[Dataset rows]
***

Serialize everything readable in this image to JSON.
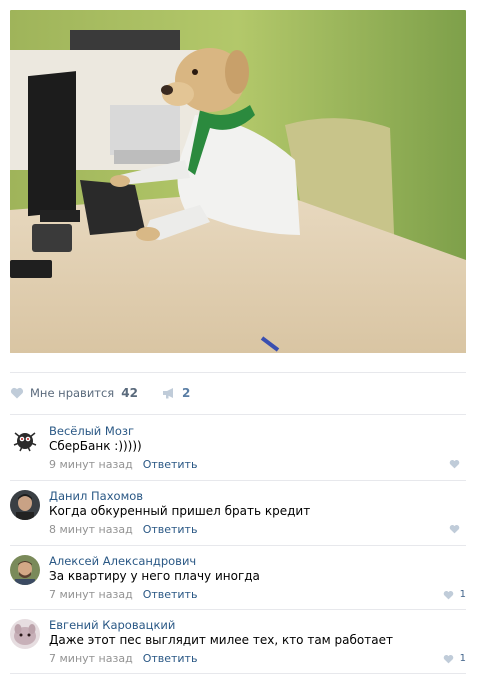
{
  "post": {
    "photo_alt": "photo",
    "likes": {
      "label": "Мне нравится",
      "count": "42"
    },
    "shares": {
      "count": "2"
    }
  },
  "comments": [
    {
      "author": "Весёлый Мозг",
      "text": "СберБанк :)))))",
      "time": "9 минут назад",
      "reply": "Ответить",
      "likes": ""
    },
    {
      "author": "Данил Пахомов",
      "text": "Когда обкуренный пришел брать кредит",
      "time": "8 минут назад",
      "reply": "Ответить",
      "likes": ""
    },
    {
      "author": "Алексей Александрович",
      "text": "За квартиру у него плачу иногда",
      "time": "7 минут назад",
      "reply": "Ответить",
      "likes": "1"
    },
    {
      "author": "Евгений Каровацкий",
      "text": "Даже этот пес выглядит милее тех, кто там работает",
      "time": "7 минут назад",
      "reply": "Ответить",
      "likes": "1"
    }
  ],
  "colors": {
    "link": "#2a5885",
    "muted": "#939393",
    "heart": "#c0ccd9"
  },
  "icons": {
    "like": "heart-icon",
    "share": "megaphone-icon"
  }
}
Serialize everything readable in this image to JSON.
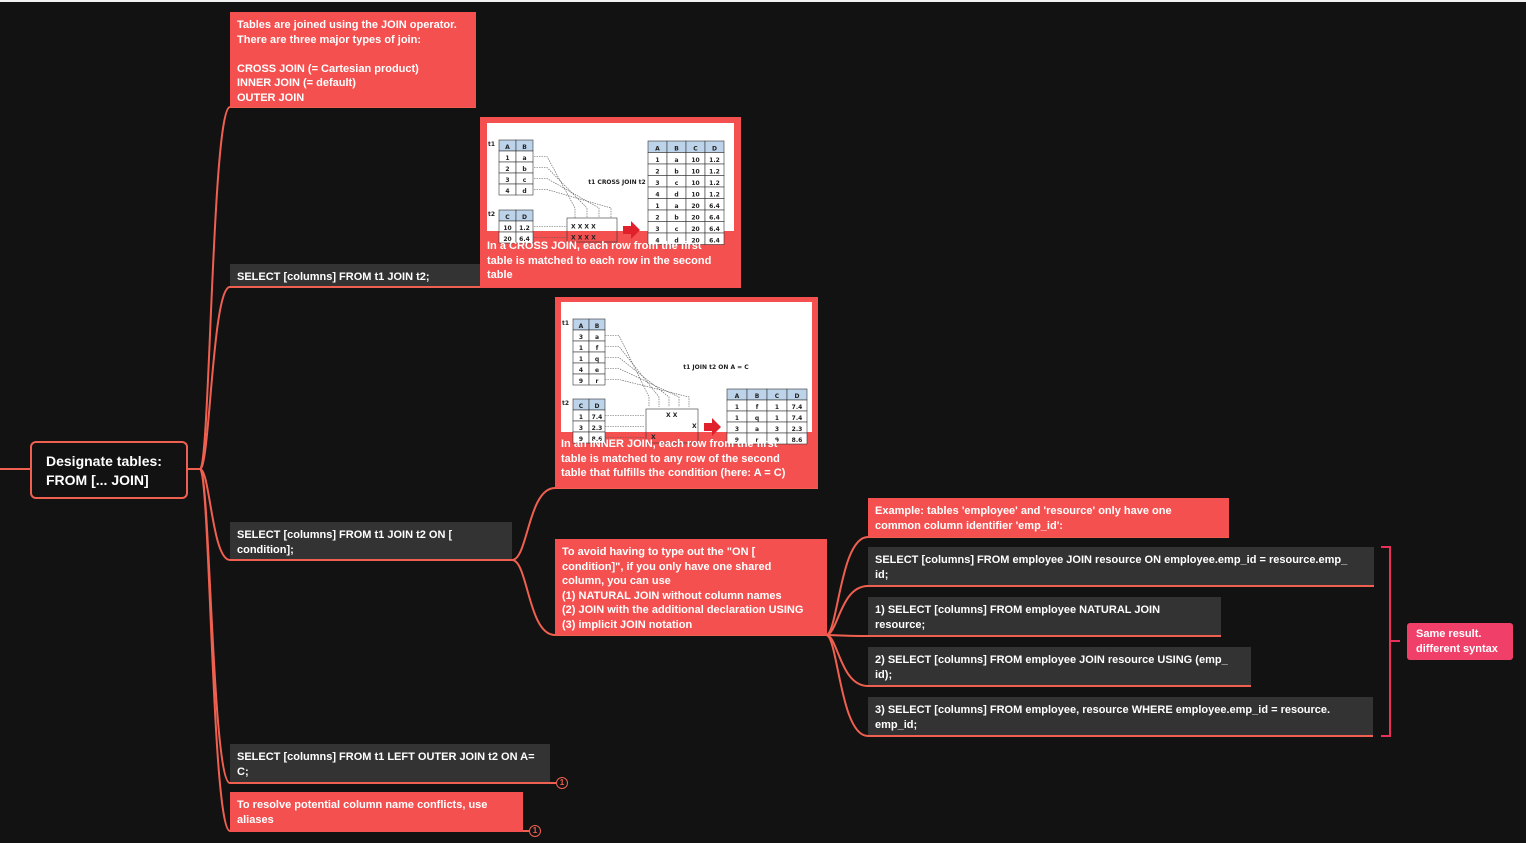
{
  "root": {
    "label": "Designate tables:\nFROM [... JOIN]"
  },
  "nodes": {
    "join_intro": "Tables are joined using the JOIN operator.\nThere are three major types of join:\n\nCROSS JOIN (= Cartesian product)\nINNER JOIN (= default)\nOUTER JOIN",
    "cross_join_sql": "SELECT [columns] FROM t1 JOIN t2;",
    "cross_join_caption": "In a CROSS JOIN, each row from the first\ntable is matched to each row in the second\ntable",
    "inner_join_sql": "SELECT [columns] FROM t1 JOIN t2 ON [\ncondition];",
    "inner_join_caption": "In an INNER JOIN, each row from the first\ntable is matched to any row of the second\ntable that fulfills the condition (here: A = C)",
    "avoid_on": "To avoid having to type out the \"ON [\ncondition]\", if you only have one shared\ncolumn, you can use\n(1) NATURAL JOIN without column names\n(2) JOIN with the additional declaration USING\n(3) implicit JOIN notation",
    "example": "Example: tables 'employee' and 'resource' only have one\ncommon column identifier 'emp_id':",
    "sql_on": "SELECT [columns] FROM employee JOIN resource ON employee.emp_id = resource.emp_\nid;",
    "sql_natural": "1) SELECT [columns] FROM employee NATURAL  JOIN\nresource;",
    "sql_using": "2) SELECT [columns] FROM employee JOIN resource USING (emp_\nid);",
    "sql_implicit": "3) SELECT [columns] FROM employee, resource WHERE employee.emp_id = resource.\nemp_id;",
    "same_result": "Same result.\ndifferent syntax",
    "outer_join_sql": "SELECT [columns] FROM t1 LEFT OUTER JOIN t2 ON A=\nC;",
    "aliases": "To resolve potential column name conflicts, use\naliases"
  },
  "badges": {
    "outer_join": "1",
    "aliases": "1"
  },
  "cross_image": {
    "t1_label": "t1",
    "t2_label": "t2",
    "t1_headers": [
      "A",
      "B"
    ],
    "t1_rows": [
      [
        "1",
        "a"
      ],
      [
        "2",
        "b"
      ],
      [
        "3",
        "c"
      ],
      [
        "4",
        "d"
      ]
    ],
    "t2_headers": [
      "C",
      "D"
    ],
    "t2_rows": [
      [
        "10",
        "1.2"
      ],
      [
        "20",
        "6.4"
      ]
    ],
    "op_label": "t1 CROSS JOIN t2",
    "marks_row": "X X X X",
    "result_headers": [
      "A",
      "B",
      "C",
      "D"
    ],
    "result_rows": [
      [
        "1",
        "a",
        "10",
        "1.2"
      ],
      [
        "2",
        "b",
        "10",
        "1.2"
      ],
      [
        "3",
        "c",
        "10",
        "1.2"
      ],
      [
        "4",
        "d",
        "10",
        "1.2"
      ],
      [
        "1",
        "a",
        "20",
        "6.4"
      ],
      [
        "2",
        "b",
        "20",
        "6.4"
      ],
      [
        "3",
        "c",
        "20",
        "6.4"
      ],
      [
        "4",
        "d",
        "20",
        "6.4"
      ]
    ]
  },
  "inner_image": {
    "t1_label": "t1",
    "t2_label": "t2",
    "t1_headers": [
      "A",
      "B"
    ],
    "t1_rows": [
      [
        "3",
        "a"
      ],
      [
        "1",
        "f"
      ],
      [
        "1",
        "q"
      ],
      [
        "4",
        "e"
      ],
      [
        "9",
        "r"
      ]
    ],
    "t2_headers": [
      "C",
      "D"
    ],
    "t2_rows": [
      [
        "1",
        "7.4"
      ],
      [
        "3",
        "2.3"
      ],
      [
        "9",
        "8.6"
      ]
    ],
    "op_label": "t1 JOIN t2 ON A = C",
    "marks": [
      "X  X",
      "X",
      "X"
    ],
    "result_headers": [
      "A",
      "B",
      "C",
      "D"
    ],
    "result_rows": [
      [
        "1",
        "f",
        "1",
        "7.4"
      ],
      [
        "1",
        "q",
        "1",
        "7.4"
      ],
      [
        "3",
        "a",
        "3",
        "2.3"
      ],
      [
        "9",
        "r",
        "9",
        "8.6"
      ]
    ]
  },
  "colors": {
    "background": "#121212",
    "node_red": "#f55050",
    "node_dark": "#333333",
    "edge": "#f06050",
    "badge_pink": "#f0406a"
  }
}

***

- What you have to do
The word "ntable" may turn up on some lines of these records; say how many, with no other words.

- Written answer
2